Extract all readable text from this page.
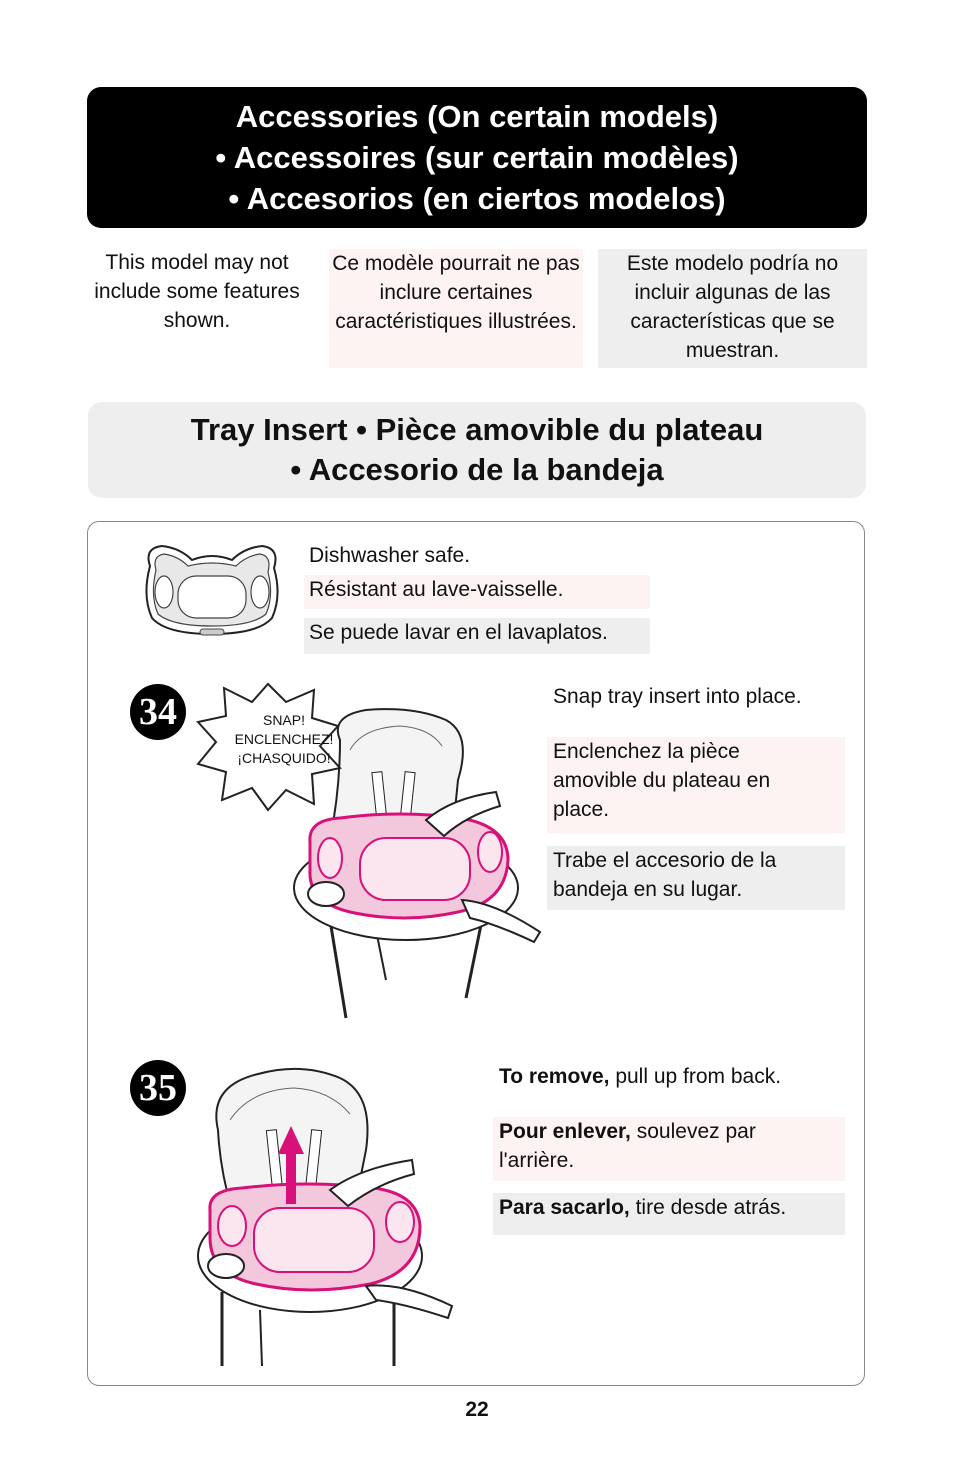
Accessories (On certain models)
• Accessoires (sur certain modèles)
• Accesorios (en ciertos modelos)
This model may not include some features shown.
Ce modèle pourrait ne pas inclure certaines caractéristiques illustrées.
Este modelo podría no incluir algunas de las características que se muestran.
Tray Insert • Pièce amovible du plateau
• Accesorio de la bandeja
Dishwasher safe.
Résistant au lave-vaisselle.
Se puede lavar en el lavaplatos.
34	SNAP!
ENCLENCHEZ!
¡CHASQUIDO!
Snap tray insert into place.
Enclenchez la pièce amovible du plateau en place.
Trabe el accesorio de la bandeja en su lugar.
35	To remove, pull up from back.
Pour enlever, soulevez par l'arrière.
Para sacarlo, tire desde atrás.
22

Problem to work on: From the data above, write out everything exactly except the pictures.

Solved exercise:
Extract all readable text from this page.
Accessories (On certain models)
• Accessoires (sur certain modèles)
• Accesorios (en ciertos modelos)
This model may not include some features shown.
Ce modèle pourrait ne pas inclure certaines caractéristiques illustrées.
Este modelo podría no incluir algunas de las características que se muestran.
Tray Insert • Pièce amovible du plateau
• Accesorio de la bandeja
Dishwasher safe.
Résistant au lave-vaisselle.
Se puede lavar en el lavaplatos.
34	SNAP!
ENCLENCHEZ!
¡CHASQUIDO!
Snap tray insert into place.
Enclenchez la pièce amovible du plateau en place.
Trabe el accesorio de la bandeja en su lugar.
35	To remove, pull up from back.
Pour enlever, soulevez par l'arrière.
Para sacarlo, tire desde atrás.
22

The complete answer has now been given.